• Exercise inputs
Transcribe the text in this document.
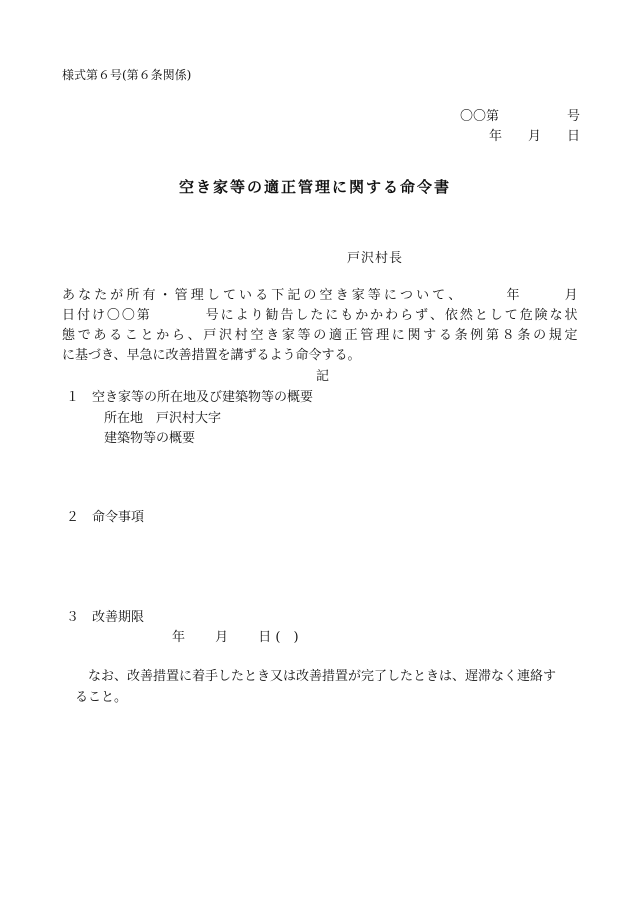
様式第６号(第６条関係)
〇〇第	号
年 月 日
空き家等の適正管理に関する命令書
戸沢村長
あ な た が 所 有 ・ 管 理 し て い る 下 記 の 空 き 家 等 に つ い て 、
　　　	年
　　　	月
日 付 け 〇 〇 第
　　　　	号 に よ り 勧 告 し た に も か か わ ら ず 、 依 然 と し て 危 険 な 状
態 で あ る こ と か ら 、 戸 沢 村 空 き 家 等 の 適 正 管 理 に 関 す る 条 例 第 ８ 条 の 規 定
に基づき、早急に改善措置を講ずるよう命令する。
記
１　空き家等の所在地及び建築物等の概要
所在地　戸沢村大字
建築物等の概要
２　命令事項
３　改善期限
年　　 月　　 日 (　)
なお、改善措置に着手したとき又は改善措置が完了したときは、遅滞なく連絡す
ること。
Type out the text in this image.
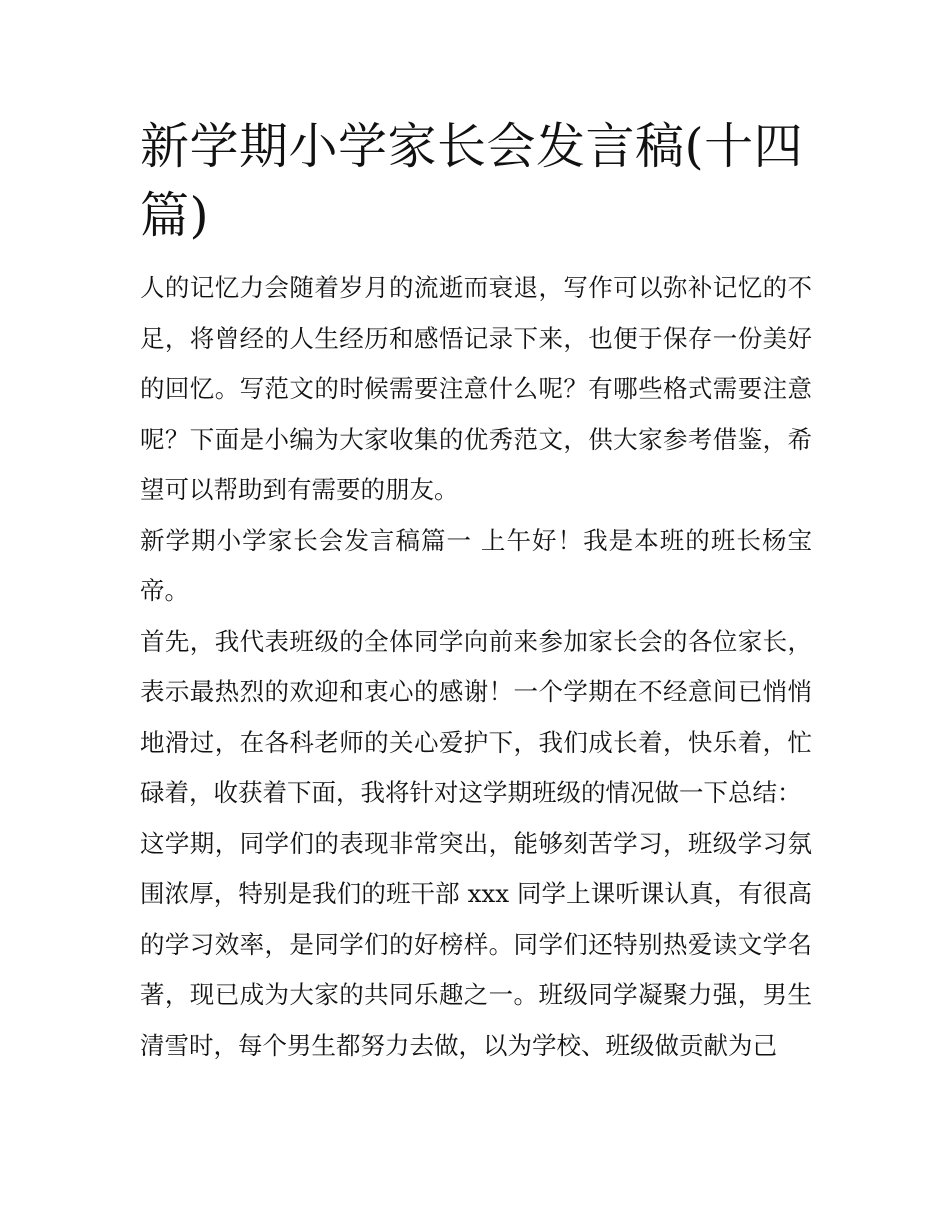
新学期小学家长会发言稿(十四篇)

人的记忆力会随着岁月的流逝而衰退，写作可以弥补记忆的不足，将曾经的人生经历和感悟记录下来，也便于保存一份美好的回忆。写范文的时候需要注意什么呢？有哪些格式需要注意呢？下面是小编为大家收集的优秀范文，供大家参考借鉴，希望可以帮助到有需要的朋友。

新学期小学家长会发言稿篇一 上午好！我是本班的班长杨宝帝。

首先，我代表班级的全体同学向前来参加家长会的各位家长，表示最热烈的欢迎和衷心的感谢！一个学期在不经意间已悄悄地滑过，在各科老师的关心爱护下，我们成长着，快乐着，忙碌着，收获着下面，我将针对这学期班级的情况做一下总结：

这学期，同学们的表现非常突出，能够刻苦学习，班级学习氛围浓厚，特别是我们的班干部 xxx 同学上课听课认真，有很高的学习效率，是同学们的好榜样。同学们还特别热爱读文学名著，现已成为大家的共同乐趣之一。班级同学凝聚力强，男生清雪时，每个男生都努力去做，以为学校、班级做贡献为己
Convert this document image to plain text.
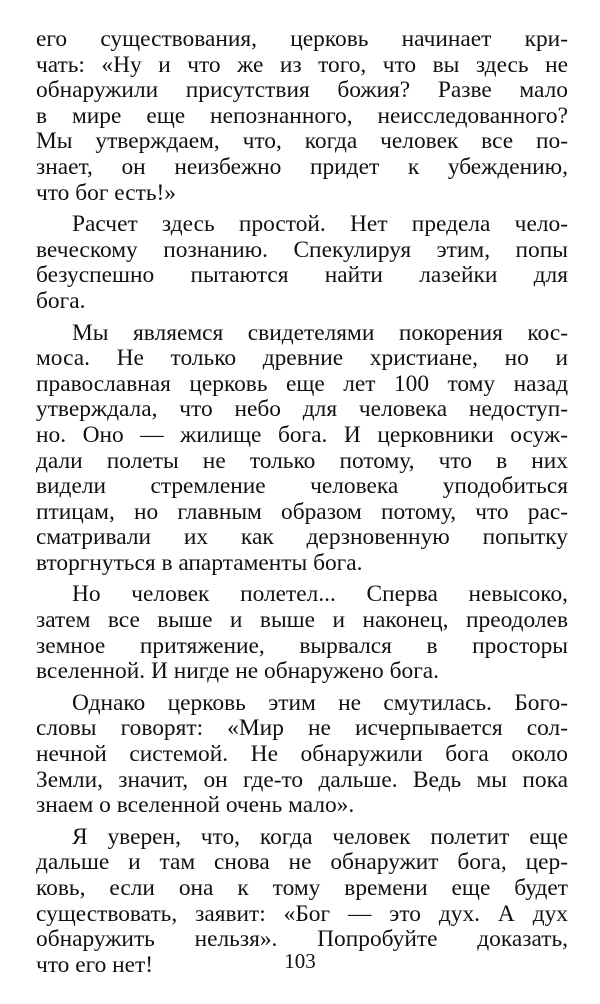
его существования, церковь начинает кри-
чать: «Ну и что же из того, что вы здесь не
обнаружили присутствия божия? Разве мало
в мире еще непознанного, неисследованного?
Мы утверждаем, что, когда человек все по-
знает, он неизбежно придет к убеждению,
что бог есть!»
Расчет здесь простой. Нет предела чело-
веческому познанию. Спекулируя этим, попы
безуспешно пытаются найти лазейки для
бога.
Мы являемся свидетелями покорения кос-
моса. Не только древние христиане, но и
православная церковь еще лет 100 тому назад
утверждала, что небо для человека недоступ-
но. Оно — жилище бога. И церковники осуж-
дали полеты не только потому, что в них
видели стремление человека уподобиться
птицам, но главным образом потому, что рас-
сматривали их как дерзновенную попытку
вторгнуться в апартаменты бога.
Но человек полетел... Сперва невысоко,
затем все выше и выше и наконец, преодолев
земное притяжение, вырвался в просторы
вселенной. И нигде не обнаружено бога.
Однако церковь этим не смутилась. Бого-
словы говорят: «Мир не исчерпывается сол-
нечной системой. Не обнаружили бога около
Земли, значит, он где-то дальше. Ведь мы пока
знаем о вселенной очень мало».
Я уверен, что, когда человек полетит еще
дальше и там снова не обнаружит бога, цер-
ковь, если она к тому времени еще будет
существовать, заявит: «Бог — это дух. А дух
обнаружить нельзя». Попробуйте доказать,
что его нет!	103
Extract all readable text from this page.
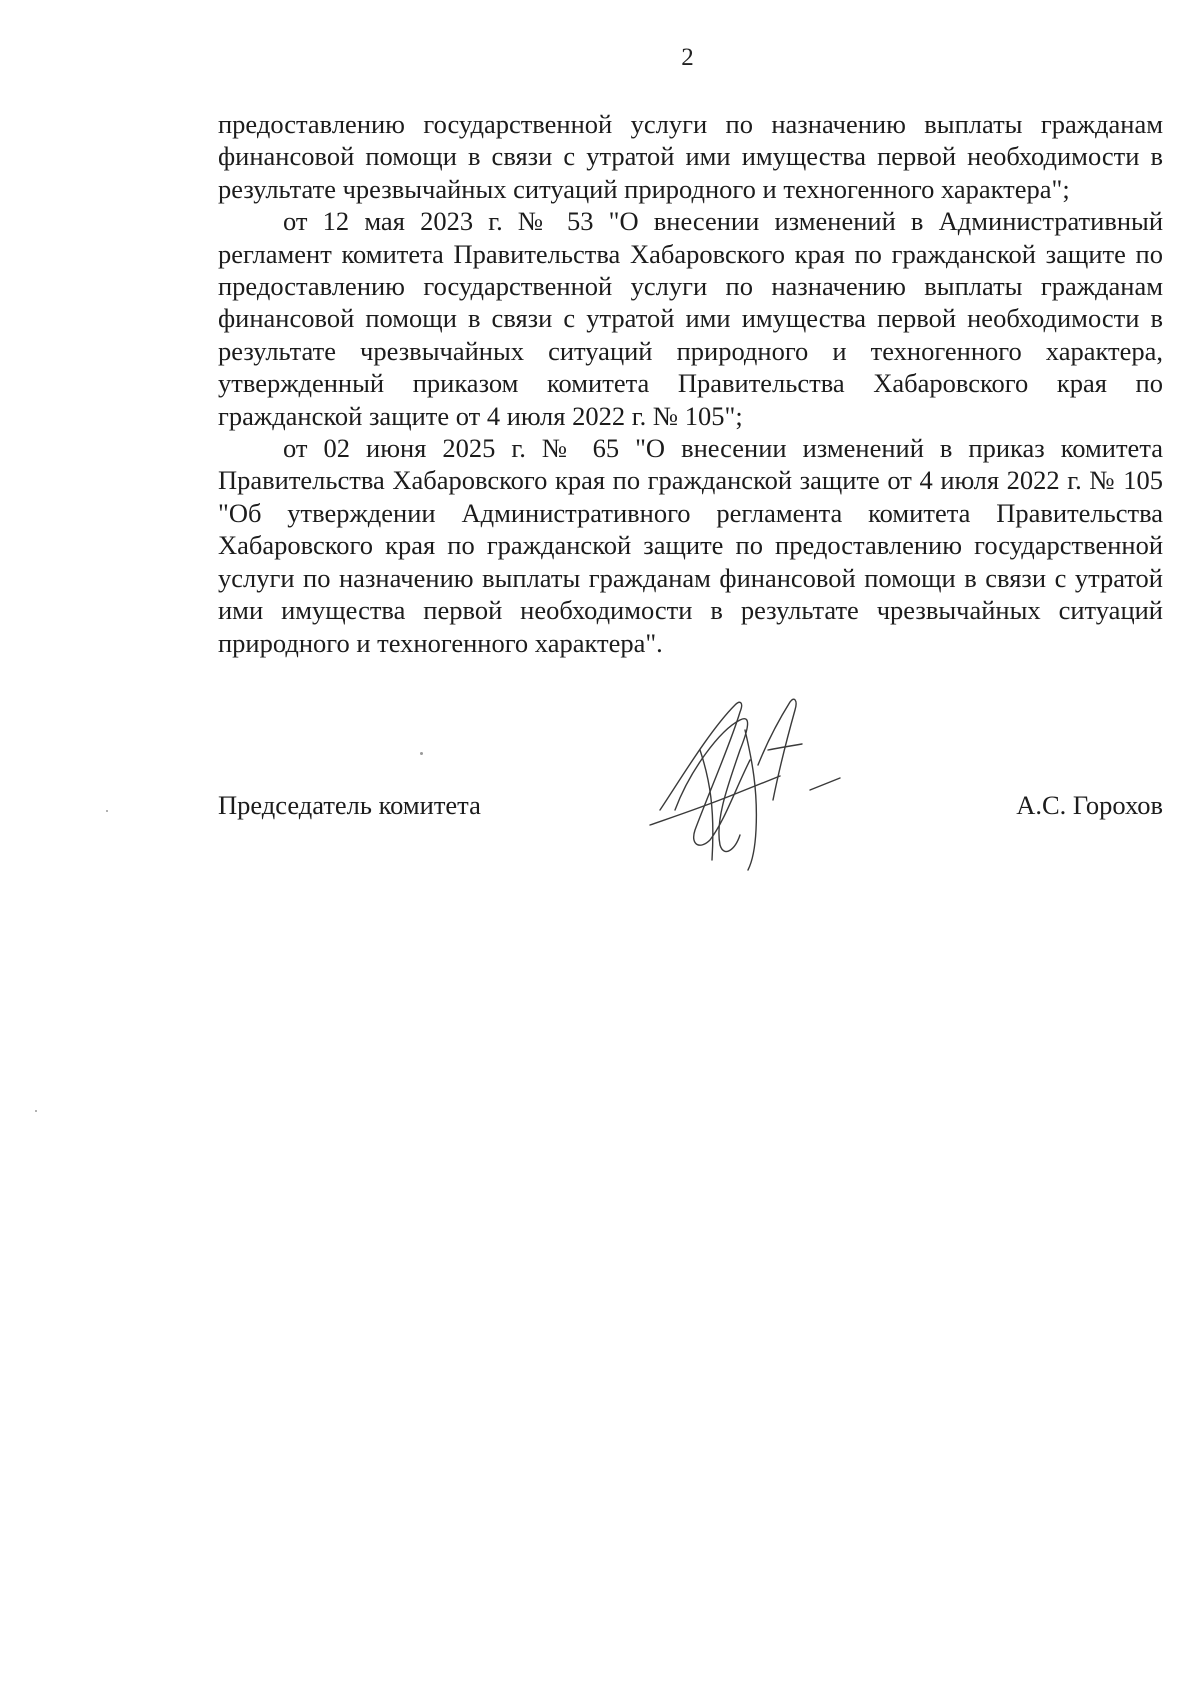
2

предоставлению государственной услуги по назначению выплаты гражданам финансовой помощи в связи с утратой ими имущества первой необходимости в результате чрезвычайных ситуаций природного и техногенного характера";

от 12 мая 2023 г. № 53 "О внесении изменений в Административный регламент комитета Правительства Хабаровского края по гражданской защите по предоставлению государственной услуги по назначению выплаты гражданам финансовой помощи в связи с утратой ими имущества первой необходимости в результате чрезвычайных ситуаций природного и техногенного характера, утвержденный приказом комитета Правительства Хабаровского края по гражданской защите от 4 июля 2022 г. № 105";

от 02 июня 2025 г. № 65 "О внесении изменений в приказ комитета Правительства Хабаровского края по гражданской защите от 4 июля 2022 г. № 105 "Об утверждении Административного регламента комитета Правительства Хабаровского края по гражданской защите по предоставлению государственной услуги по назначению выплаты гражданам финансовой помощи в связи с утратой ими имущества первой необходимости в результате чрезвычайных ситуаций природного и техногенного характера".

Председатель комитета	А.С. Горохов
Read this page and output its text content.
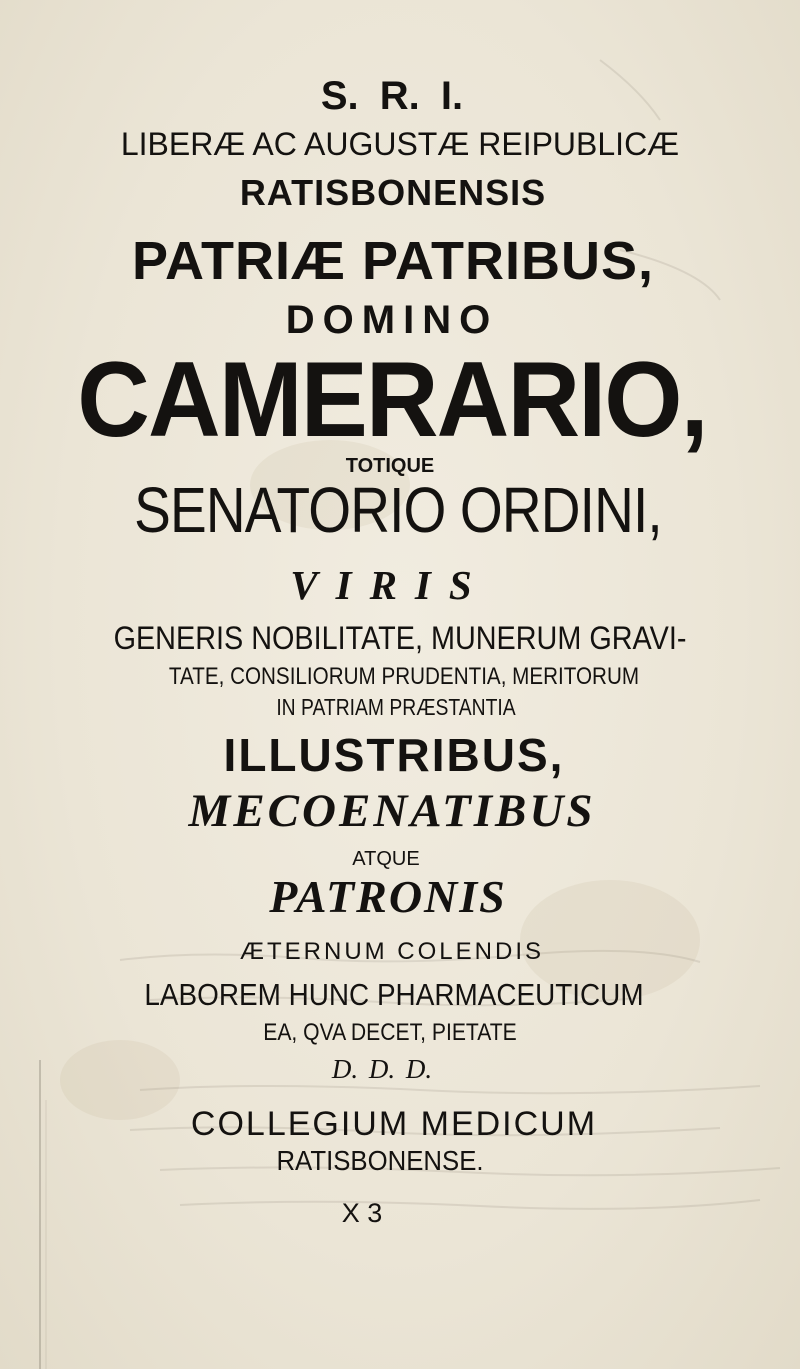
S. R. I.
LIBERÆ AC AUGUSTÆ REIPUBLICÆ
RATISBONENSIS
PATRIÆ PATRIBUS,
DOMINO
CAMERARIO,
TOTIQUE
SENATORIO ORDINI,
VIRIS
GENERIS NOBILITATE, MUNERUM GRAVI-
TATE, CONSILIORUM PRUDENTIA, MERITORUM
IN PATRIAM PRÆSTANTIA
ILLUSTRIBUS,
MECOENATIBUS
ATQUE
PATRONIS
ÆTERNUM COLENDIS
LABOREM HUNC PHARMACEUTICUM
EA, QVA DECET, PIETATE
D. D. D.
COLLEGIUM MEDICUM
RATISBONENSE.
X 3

• Required work
Reproduce every line above as written, skipping pictures.

• Full response
Transcribe the text in this document.
様式第６号(第６条関係)
〇〇第	号
年 月 日
空き家等の適正管理に関する命令書
戸沢村長
あ な た が 所 有 ・ 管 理 し て い る 下 記 の 空 き 家 等 に つ い て 、
　　　	年
　　　	月
日 付 け 〇 〇 第
　　　　	号 に よ り 勧 告 し た に も か か わ ら ず 、 依 然 と し て 危 険 な 状
態 で あ る こ と か ら 、 戸 沢 村 空 き 家 等 の 適 正 管 理 に 関 す る 条 例 第 ８ 条 の 規 定
に基づき、早急に改善措置を講ずるよう命令する。
記
１　空き家等の所在地及び建築物等の概要
所在地　戸沢村大字
建築物等の概要
２　命令事項
３　改善期限
年　　 月　　 日 (　)
なお、改善措置に着手したとき又は改善措置が完了したときは、遅滞なく連絡す
ること。
Type out the text in this image.
新学期小学家长会发言稿(十四篇)

人的记忆力会随着岁月的流逝而衰退，写作可以弥补记忆的不足，将曾经的人生经历和感悟记录下来，也便于保存一份美好的回忆。写范文的时候需要注意什么呢？有哪些格式需要注意呢？下面是小编为大家收集的优秀范文，供大家参考借鉴，希望可以帮助到有需要的朋友。

新学期小学家长会发言稿篇一 上午好！我是本班的班长杨宝帝。

首先，我代表班级的全体同学向前来参加家长会的各位家长，表示最热烈的欢迎和衷心的感谢！一个学期在不经意间已悄悄地滑过，在各科老师的关心爱护下，我们成长着，快乐着，忙碌着，收获着下面，我将针对这学期班级的情况做一下总结：

这学期，同学们的表现非常突出，能够刻苦学习，班级学习氛围浓厚，特别是我们的班干部 xxx 同学上课听课认真，有很高的学习效率，是同学们的好榜样。同学们还特别热爱读文学名著，现已成为大家的共同乐趣之一。班级同学凝聚力强，男生清雪时，每个男生都努力去做，以为学校、班级做贡献为己
Convert this document image to plain text.
его существования, церковь начинает кри-
чать: «Ну и что же из того, что вы здесь не
обнаружили присутствия божия? Разве мало
в мире еще непознанного, неисследованного?
Мы утверждаем, что, когда человек все по-
знает, он неизбежно придет к убеждению,
что бог есть!»
Расчет здесь простой. Нет предела чело-
веческому познанию. Спекулируя этим, попы
безуспешно пытаются найти лазейки для
бога.
Мы являемся свидетелями покорения кос-
моса. Не только древние христиане, но и
православная церковь еще лет 100 тому назад
утверждала, что небо для человека недоступ-
но. Оно — жилище бога. И церковники осуж-
дали полеты не только потому, что в них
видели стремление человека уподобиться
птицам, но главным образом потому, что рас-
сматривали их как дерзновенную попытку
вторгнуться в апартаменты бога.
Но человек полетел... Сперва невысоко,
затем все выше и выше и наконец, преодолев
земное притяжение, вырвался в просторы
вселенной. И нигде не обнаружено бога.
Однако церковь этим не смутилась. Бого-
словы говорят: «Мир не исчерпывается сол-
нечной системой. Не обнаружили бога около
Земли, значит, он где-то дальше. Ведь мы пока
знаем о вселенной очень мало».
Я уверен, что, когда человек полетит еще
дальше и там снова не обнаружит бога, цер-
ковь, если она к тому времени еще будет
существовать, заявит: «Бог — это дух. А дух
обнаружить нельзя». Попробуйте доказать,
что его нет!	103
Extract all readable text from this page.
2

предоставлению государственной услуги по назначению выплаты гражданам финансовой помощи в связи с утратой ими имущества первой необходимости в результате чрезвычайных ситуаций природного и техногенного характера";

от 12 мая 2023 г. № 53 "О внесении изменений в Административный регламент комитета Правительства Хабаровского края по гражданской защите по предоставлению государственной услуги по назначению выплаты гражданам финансовой помощи в связи с утратой ими имущества первой необходимости в результате чрезвычайных ситуаций природного и техногенного характера, утвержденный приказом комитета Правительства Хабаровского края по гражданской защите от 4 июля 2022 г. № 105";

от 02 июня 2025 г. № 65 "О внесении изменений в приказ комитета Правительства Хабаровского края по гражданской защите от 4 июля 2022 г. № 105 "Об утверждении Административного регламента комитета Правительства Хабаровского края по гражданской защите по предоставлению государственной услуги по назначению выплаты гражданам финансовой помощи в связи с утратой ими имущества первой необходимости в результате чрезвычайных ситуаций природного и техногенного характера".

Председатель комитета	А.С. Горохов
Read this page and output its text content.
S. R. I.
LIBERÆ AC AUGUSTÆ REIPUBLICÆ
RATISBONENSIS
PATRIÆ PATRIBUS,
DOMINO
CAMERARIO,
TOTIQUE
SENATORIO ORDINI,
VIRIS
GENERIS NOBILITATE, MUNERUM GRAVI-
TATE, CONSILIORUM PRUDENTIA, MERITORUM
IN PATRIAM PRÆSTANTIA
ILLUSTRIBUS,
MECOENATIBUS
ATQUE
PATRONIS
ÆTERNUM COLENDIS
LABOREM HUNC PHARMACEUTICUM
EA, QVA DECET, PIETATE
D. D. D.
COLLEGIUM MEDICUM
RATISBONENSE.
X 3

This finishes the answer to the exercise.